Sunulan metin
----

Ramazanİmanla gelen huzur

İmanla gelen huzur

Paylaş
İmanla gelen huzur

Yaratılışın gayesi, Yüce Allah’ı tanımak ve O’na kulluk etmektir. İman, hem dünya, hem de ahiret saadetini sağlayan en değerli manevi sermayedir. İmanın en önemli özelliği ise kalbin derinliklerine nüfuz etmesi ve vicdanların onunla huzur bulmasıdır.

İman, şirkin (Allah’a ortak koşmak) ve putperestliğin kirlettiği kalplere yeniden hayat vermiş, sahabe örneğinde olduğu gibi, mensuplarını cehalet ve vahşetten kurtarmış, sevgi, saygı ve adaletin oluşturduğu medeniyetin zirvesine yükseltmiştir. İmanın kutsal iklimi, renkleri, dilleri ve düşünceleri farklı olan insanları ortak bir duyguda birleştirerek onları kardeş yapmış ve bu husus Kuran’da “Müminler ancak kardeştirler” (Hucurat, 10) ayetiyle ilan edilmiştir.

Haberin Devamı

‘BİR VÜCUT GİBİDİR’

Müminler ihtiyaç sahibi olsalar bile kardeşlerini kendi nefislerine tercih etmişlerdir. Bu manzarayı Hz. Peygamber şöyle tasvir etmektedir. “Müminler birbirlerini sevmekte, birbirlerine acımakta ve birbirlerini korumakta bir vücuda benzerler. Vücudun bir uzvu hasta olduğu zaman, diğer uzuvlar da bu sebeple rahatsızlanır.” (Buhari, 27) Kalbin derinliklerine nüfuz etmiş bir iman, müminin hayatına canlılık ve güzellik katar. Bu nedenle inanan kişi, ortaya koyduğu her davranışında inancını yansıtır. Gizli, açık her yerde Yüce Allah’ın denetimini hisseder. Sözünde durur ve emanete ihanet etmez. Doğru yoldan ayrılmaz. Mümin kardeşlerinin yararına olan işlerde onların karşısına dikilmez. Şurası bir gerçektir ki, Allah’a inanan kişi huzur dolu bir gönüle sahip onurlu bir insandır. İmanı onu hayatın olumsuzluklarından ve doğru yoldan sapmaktan korur.

Haberin Devamı

KALBE YERLEŞMİŞ

Onu, insanların hizmetine kendini adayan ve bu uğurda her türlü fedakarlığı göze alan; kanaatkar, cesur, faziletli, başkalarının haklarına asla el uzatmayan, ağırbaşlı ve olgun bir insan haline getirir. Şayet iman insana bu özellikleri kazandırmıyorsa kuru bir iddiadan ibaret kalır. Gerçekte ise iman, sadece bir iddiadan ibaret değil, kalbe iyice yerleşmiş bir inançtır. Bu bakımdan amelimiz imanımıza uygun olmalıdır.

----

Çalışılacak konular
**a.** İman üzerine yazıya göre aşağıdaki soruları cevaplayın.
(i) Yaratılışın gayesi nedir?
(ii) "Müminler ancak kardeştirler" ayetinin kaynağı hangi sure ve ayet olarak gösterilmiştir?
(iii) İman insana sayılan özellikleri kazandırmıyorsa neden ibaret kalır?
**b.** İman üzerine yazıda "Onu, insanların hizmetine" diye başlayan cümlede imanın kişiyi getirdiği insan için sayılan tek kelimelik sıfatları listeleyin.
**c.** İman üzerine yazıdan "KALBE YERLEŞMİŞ" ifadesinden "imanımıza uygun olmalıdır." ifadesine kadar olan kısmı aynen alıntılayın.

Öğe konum listeleri:
----

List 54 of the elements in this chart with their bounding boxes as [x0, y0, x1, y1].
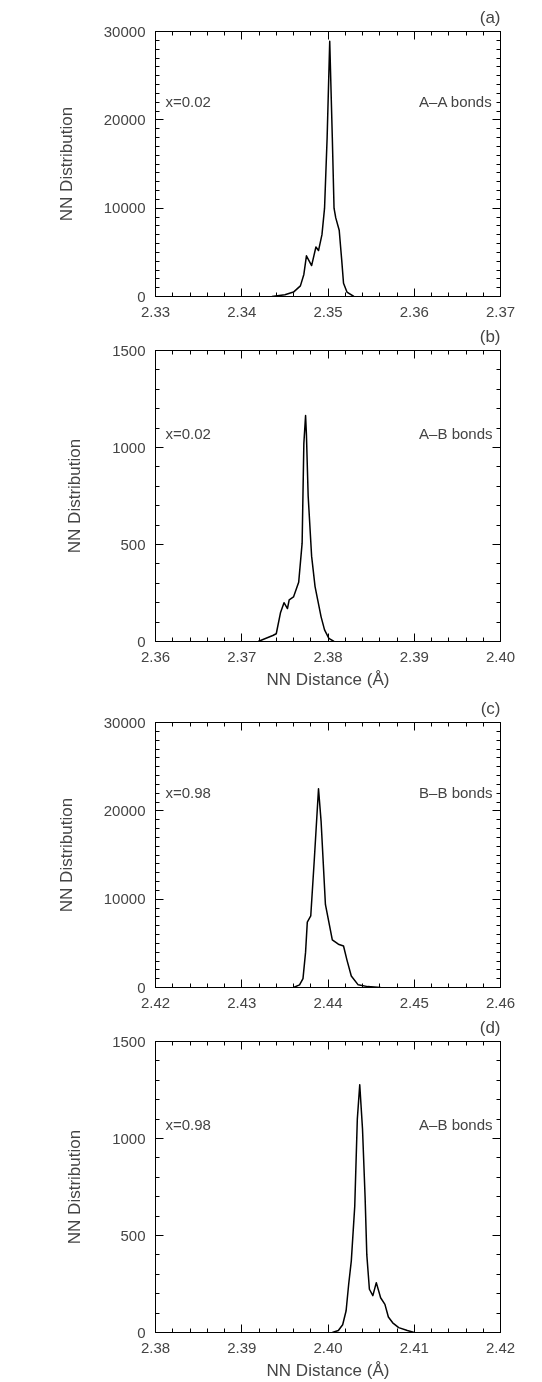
- chart-title: (d): [479, 1017, 501, 1037]
- y-tick-label: 0: [137, 287, 146, 305]
- x-tick-label: 2.38: [313, 647, 343, 665]
- y-tick-label: 10000: [103, 199, 146, 217]
- chart-title: (b): [479, 326, 501, 346]
- x-tick-label: 2.45: [399, 993, 429, 1011]
- y-tick-label: 1000: [112, 438, 146, 456]
- x-tick-label: 2.40: [313, 1338, 343, 1356]
- y-axis-title: NN Distribution: [56, 797, 76, 913]
- x-axis-title: NN Distance (Å): [266, 669, 390, 689]
- y-tick-label: 20000: [103, 801, 146, 819]
- y-axis-title: NN Distribution: [56, 106, 76, 222]
- x-tick-label: 2.41: [399, 1338, 429, 1356]
- x-tick-label: 2.42: [485, 1338, 516, 1356]
- y-tick-label: 20000: [103, 110, 146, 128]
- annotation: A–B bonds: [419, 424, 493, 442]
- x-tick-label: 2.39: [399, 647, 429, 665]
- y-axis-title: NN Distribution: [65, 1129, 85, 1245]
- y-tick-label: 0: [137, 632, 146, 650]
- annotation: x=0.98: [165, 1115, 211, 1133]
- y-tick-label: 500: [120, 535, 146, 553]
- annotation: x=0.02: [165, 424, 211, 442]
- y-tick-label: 1500: [112, 341, 146, 359]
- annotation: A–A bonds: [419, 92, 492, 110]
- x-tick-label: 2.42: [140, 993, 171, 1011]
- annotation: x=0.02: [165, 92, 211, 110]
- x-tick-label: 2.44: [313, 993, 343, 1011]
- y-tick-label: 30000: [103, 22, 146, 40]
- x-tick-label: 2.46: [485, 993, 516, 1011]
- y-axis-title: NN Distribution: [65, 438, 85, 554]
- x-tick-label: 2.36: [140, 647, 171, 665]
- x-tick-label: 2.35: [313, 302, 343, 320]
- x-tick-label: 2.39: [227, 1338, 257, 1356]
- y-tick-label: 0: [137, 1323, 146, 1341]
- y-tick-label: 1500: [112, 1032, 146, 1050]
- x-tick-label: 2.34: [227, 302, 257, 320]
- y-tick-label: 500: [120, 1226, 146, 1244]
- x-tick-label: 2.33: [140, 302, 171, 320]
- chart-title: (a): [479, 7, 501, 27]
- annotation: A–B bonds: [419, 1115, 493, 1133]
- x-tick-label: 2.37: [485, 302, 516, 320]
- x-tick-label: 2.38: [140, 1338, 171, 1356]
- x-tick-label: 2.43: [227, 993, 257, 1011]
- y-tick-label: 1000: [112, 1129, 146, 1147]
- y-tick-label: 30000: [103, 713, 146, 731]
- annotation: x=0.98: [165, 783, 211, 801]
- x-tick-label: 2.40: [485, 647, 516, 665]
- annotation: B–B bonds: [419, 783, 493, 801]
- x-tick-label: 2.36: [399, 302, 429, 320]
- y-tick-label: 0: [137, 978, 146, 996]
- x-tick-label: 2.37: [227, 647, 257, 665]
- chart-title: (c): [480, 698, 501, 718]
- y-tick-label: 10000: [103, 890, 146, 908]
- x-axis-title: NN Distance (Å): [266, 1360, 390, 1380]
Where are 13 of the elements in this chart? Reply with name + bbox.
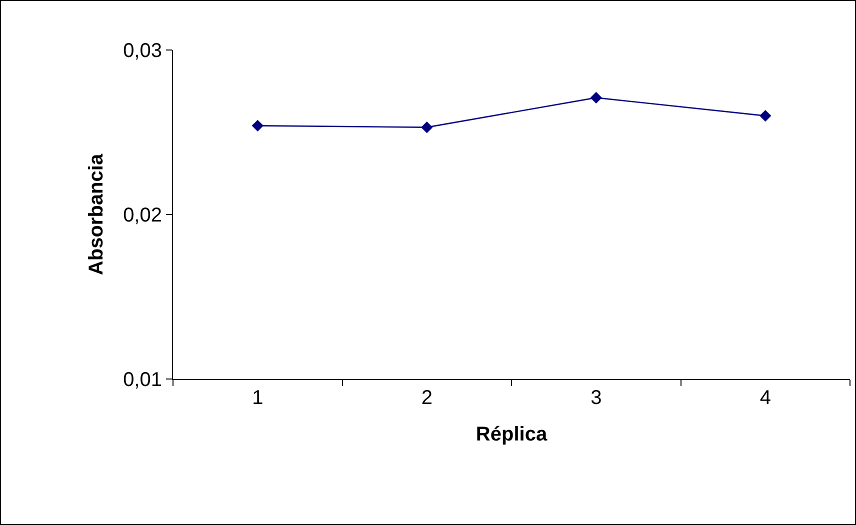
x-tick-label: 2 <box>421 387 432 409</box>
point <box>252 120 264 132</box>
y-tick-label: 0,03 <box>123 40 162 62</box>
point <box>590 92 602 104</box>
y-axis-title: Absorbancia <box>86 153 108 276</box>
x-tick-label: 3 <box>590 387 602 409</box>
x-tick-label: 1 <box>252 387 264 409</box>
y-tick-label: 0,02 <box>123 204 162 226</box>
point <box>421 121 433 134</box>
point <box>760 110 772 122</box>
x-tick-label: 4 <box>760 387 771 409</box>
x-axis-title: Réplica <box>476 424 548 446</box>
y-tick-label: 0,01 <box>123 369 162 391</box>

----

Cevaplar
**a.**
(i) Yüce Allah'ı tanımak ve O'na kulluk etmektir.
(ii) Hucurat, 10.
(iii) Kuru bir iddiadan ibaret kalır.

**b.** kanaatkar, cesur, faziletli, ağırbaşlı, olgun

**c.**
KALBE YERLEŞMİŞ

Onu, insanların hizmetine kendini adayan ve bu uğurda her türlü fedakarlığı göze alan; kanaatkar, cesur, faziletli, başkalarının haklarına asla el uzatmayan, ağırbaşlı ve olgun bir insan haline getirir. Şayet iman insana bu özellikleri kazandırmıyorsa kuru bir iddiadan ibaret kalır. Gerçekte ise iman, sadece bir iddiadan ibaret değil, kalbe iyice yerleşmiş bir inançtır. Bu bakımdan amelimiz imanımıza uygun olmalıdır.